• _Brief_
Return the lines below that carry the word "profamily".

• _Excerpted data_
================

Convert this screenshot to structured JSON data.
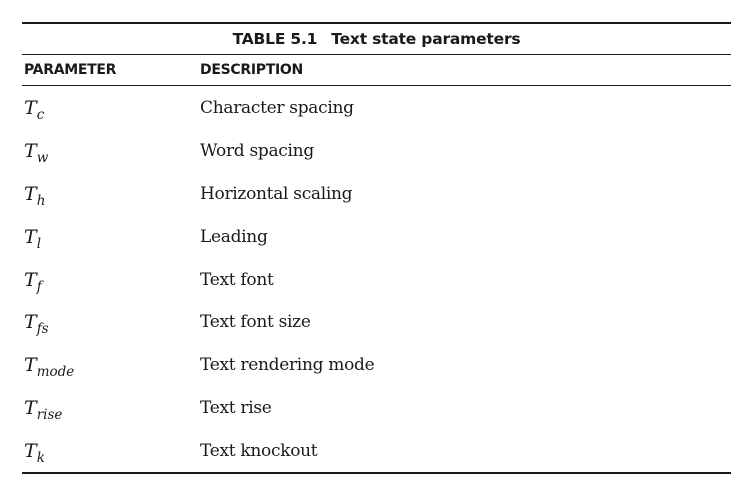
{
  "table": {
    "number": "TABLE 5.1",
    "title": "Text state parameters",
    "headers": {
      "parameter": "PARAMETER",
      "description": "DESCRIPTION"
    },
    "rows": [
      {
        "symbol": "T",
        "subscript": "c",
        "description": "Character spacing"
      },
      {
        "symbol": "T",
        "subscript": "w",
        "description": "Word spacing"
      },
      {
        "symbol": "T",
        "subscript": "h",
        "description": "Horizontal scaling"
      },
      {
        "symbol": "T",
        "subscript": "l",
        "description": "Leading"
      },
      {
        "symbol": "T",
        "subscript": "f",
        "description": "Text font"
      },
      {
        "symbol": "T",
        "subscript": "fs",
        "description": "Text font size"
      },
      {
        "symbol": "T",
        "subscript": "mode",
        "description": "Text rendering mode"
      },
      {
        "symbol": "T",
        "subscript": "rise",
        "description": "Text rise"
      },
      {
        "symbol": "T",
        "subscript": "k",
        "description": "Text knockout"
      }
    ]
  }
}
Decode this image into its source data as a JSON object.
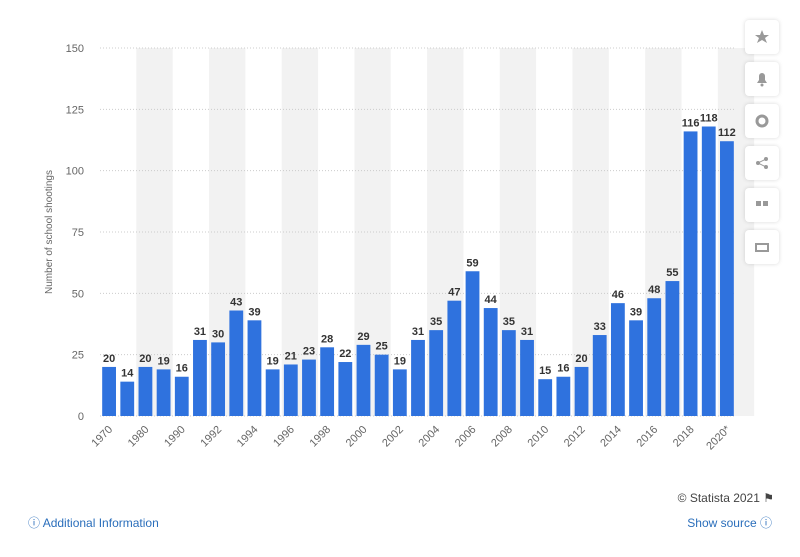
{
  "chart_data": {
    "type": "bar",
    "y_label": "Number of school shootings",
    "categories": [
      "1970",
      null,
      "1980",
      null,
      "1990",
      null,
      "1992",
      null,
      "1994",
      null,
      "1996",
      null,
      "1998",
      null,
      "2000",
      null,
      "2002",
      null,
      "2004",
      null,
      "2006",
      null,
      "2008",
      null,
      "2010",
      null,
      "2012",
      null,
      "2014",
      null,
      "2016",
      null,
      "2018",
      null,
      "2020*"
    ],
    "values": [
      20,
      14,
      20,
      19,
      16,
      31,
      30,
      43,
      39,
      19,
      21,
      23,
      28,
      22,
      29,
      25,
      19,
      31,
      35,
      47,
      59,
      44,
      35,
      31,
      15,
      16,
      20,
      33,
      46,
      39,
      48,
      55,
      116,
      118,
      112
    ],
    "color": "#2f72de",
    "ylim": [
      0,
      150
    ],
    "yticks": [
      0,
      25,
      50,
      75,
      100,
      125,
      150
    ],
    "grid": true
  },
  "footer": {
    "copyright": "© Statista 2021",
    "info": "Additional Information",
    "source": "Show source"
  }
}
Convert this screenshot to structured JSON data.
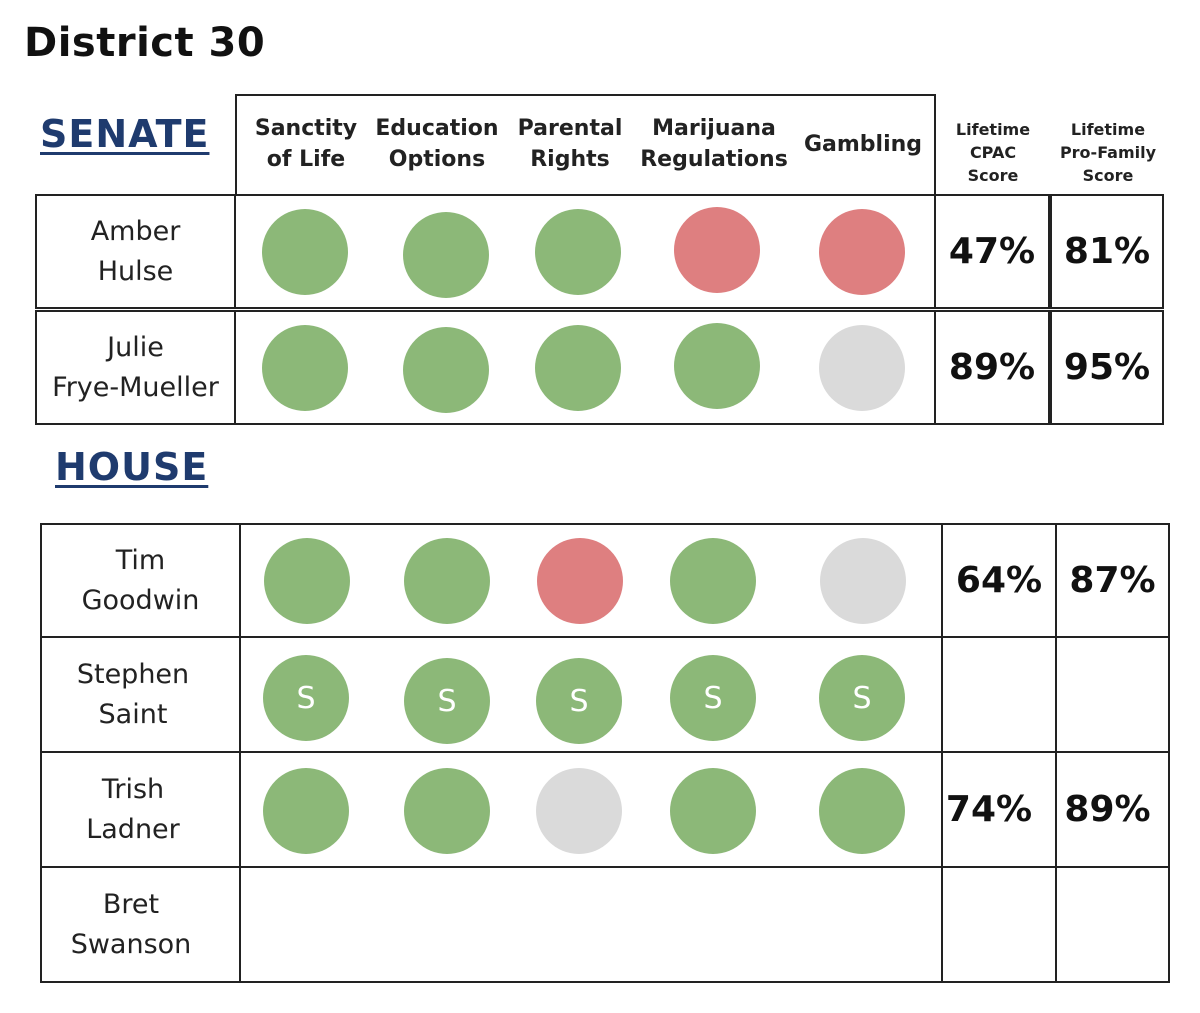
{
  "title": "District 30",
  "senate": {
    "heading": "SENATE",
    "issue_headers": [
      [
        "Sanctity",
        "of Life"
      ],
      [
        "Education",
        "Options"
      ],
      [
        "Parental",
        "Rights"
      ],
      [
        "Marijuana",
        "Regulations"
      ],
      [
        "Gambling"
      ]
    ],
    "score_headers": [
      [
        "Lifetime",
        "CPAC",
        "Score"
      ],
      [
        "Lifetime",
        "Pro-Family",
        "Score"
      ]
    ],
    "rows": [
      {
        "name_lines": [
          "Amber",
          "Hulse"
        ],
        "votes": [
          "green",
          "green",
          "green",
          "red",
          "red"
        ],
        "cpac": "47%",
        "profamily": "81%"
      },
      {
        "name_lines": [
          "Julie",
          "Frye-Mueller"
        ],
        "votes": [
          "green",
          "green",
          "green",
          "green",
          "gray"
        ],
        "cpac": "89%",
        "profamily": "95%"
      }
    ]
  },
  "house": {
    "heading": "HOUSE",
    "rows": [
      {
        "name_lines": [
          "Tim",
          "Goodwin"
        ],
        "votes": [
          "green",
          "green",
          "red",
          "green",
          "gray"
        ],
        "cpac": "64%",
        "profamily": "87%"
      },
      {
        "name_lines": [
          "Stephen",
          "Saint"
        ],
        "votes": [
          "green",
          "green",
          "green",
          "green",
          "green"
        ],
        "vote_labels": [
          "S",
          "S",
          "S",
          "S",
          "S"
        ],
        "cpac": "",
        "profamily": ""
      },
      {
        "name_lines": [
          "Trish",
          "Ladner"
        ],
        "votes": [
          "green",
          "green",
          "gray",
          "green",
          "green"
        ],
        "cpac": "74%",
        "profamily": "89%"
      },
      {
        "name_lines": [
          "Bret",
          "Swanson"
        ],
        "votes": [],
        "cpac": "",
        "profamily": ""
      }
    ]
  }
}
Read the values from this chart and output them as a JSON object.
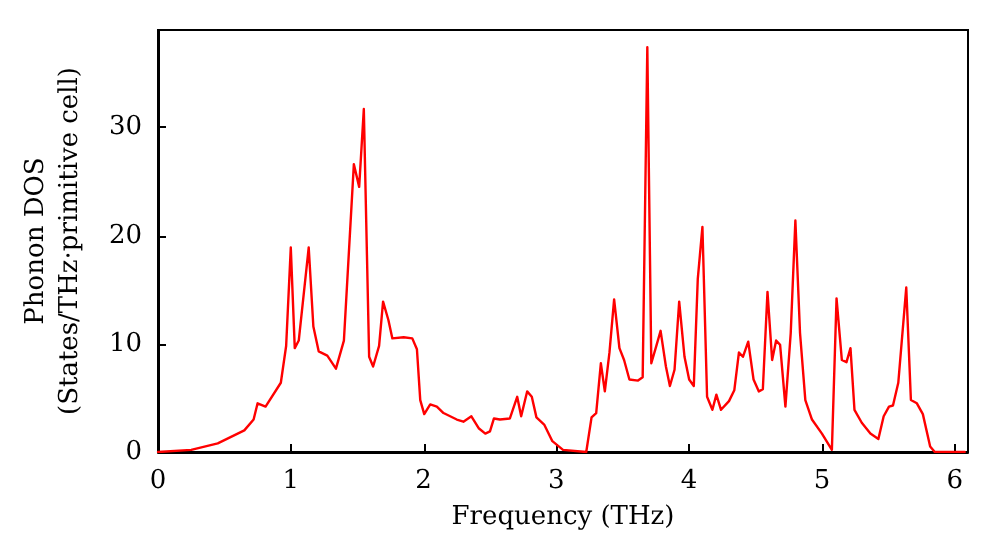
{
  "chart_data": {
    "type": "line",
    "xlabel": "Frequency (THz)",
    "ylabel": "Phonon DOS\n(States/THz·primitive cell)",
    "xlim": [
      0,
      6.1
    ],
    "xticks": [
      0,
      1,
      2,
      3,
      4,
      5,
      6
    ],
    "ylim": [
      0,
      39
    ],
    "yticks": [
      0,
      10,
      20,
      30
    ],
    "grid": false,
    "marker": "none",
    "line_style": "solid",
    "series": [
      {
        "color": "#ff0000",
        "x": [
          0,
          0.25,
          0.45,
          0.65,
          0.72,
          0.75,
          0.81,
          0.925,
          0.965,
          1.0,
          1.03,
          1.06,
          1.135,
          1.17,
          1.21,
          1.275,
          1.34,
          1.4,
          1.475,
          1.515,
          1.55,
          1.59,
          1.62,
          1.665,
          1.695,
          1.735,
          1.765,
          1.85,
          1.915,
          1.95,
          1.975,
          2.005,
          2.05,
          2.1,
          2.15,
          2.25,
          2.3,
          2.36,
          2.415,
          2.465,
          2.5,
          2.53,
          2.575,
          2.65,
          2.705,
          2.735,
          2.78,
          2.815,
          2.85,
          2.91,
          2.97,
          3.05,
          3.225,
          3.265,
          3.3,
          3.335,
          3.365,
          3.4,
          3.435,
          3.475,
          3.51,
          3.55,
          3.615,
          3.65,
          3.685,
          3.715,
          3.755,
          3.785,
          3.825,
          3.855,
          3.89,
          3.925,
          3.965,
          4.0,
          4.035,
          4.065,
          4.1,
          4.135,
          4.175,
          4.205,
          4.24,
          4.3,
          4.34,
          4.375,
          4.405,
          4.445,
          4.485,
          4.525,
          4.555,
          4.59,
          4.625,
          4.655,
          4.685,
          4.725,
          4.765,
          4.8,
          4.835,
          4.875,
          4.925,
          5.0,
          5.075,
          5.11,
          5.15,
          5.185,
          5.215,
          5.245,
          5.3,
          5.365,
          5.425,
          5.465,
          5.505,
          5.535,
          5.575,
          5.635,
          5.67,
          5.715,
          5.76,
          5.815,
          5.85,
          6.075
        ],
        "values": [
          0,
          0.2,
          0.8,
          2.0,
          3.0,
          4.5,
          4.2,
          6.4,
          9.8,
          18.9,
          9.6,
          10.3,
          18.9,
          11.6,
          9.3,
          8.9,
          7.7,
          10.3,
          26.6,
          24.5,
          31.7,
          8.8,
          7.9,
          9.8,
          13.9,
          12.2,
          10.5,
          10.6,
          10.5,
          9.5,
          4.8,
          3.5,
          4.4,
          4.2,
          3.6,
          3.0,
          2.8,
          3.3,
          2.2,
          1.7,
          1.9,
          3.1,
          3.0,
          3.1,
          5.1,
          3.3,
          5.6,
          5.1,
          3.2,
          2.5,
          1.0,
          0.2,
          0,
          3.2,
          3.6,
          8.2,
          5.6,
          9.2,
          14.1,
          9.6,
          8.5,
          6.7,
          6.6,
          6.9,
          37.4,
          8.2,
          9.9,
          11.2,
          7.9,
          6.1,
          7.6,
          13.9,
          8.8,
          6.7,
          6.1,
          16.0,
          20.8,
          5.1,
          3.9,
          5.3,
          3.9,
          4.7,
          5.7,
          9.2,
          8.8,
          10.2,
          6.7,
          5.6,
          5.8,
          14.8,
          8.5,
          10.3,
          9.9,
          4.2,
          11.0,
          21.4,
          11.0,
          4.8,
          3.0,
          1.7,
          0.2,
          14.2,
          8.5,
          8.3,
          9.6,
          3.9,
          2.7,
          1.7,
          1.2,
          3.3,
          4.2,
          4.3,
          6.4,
          15.2,
          4.8,
          4.5,
          3.5,
          0.5,
          0,
          0
        ]
      }
    ]
  }
}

================

• _Task answer_
        "profamily": "81%"
        "profamily": "95%"
        "profamily": "87%"
        "profamily": ""
        "profamily": "89%"
        "profamily": ""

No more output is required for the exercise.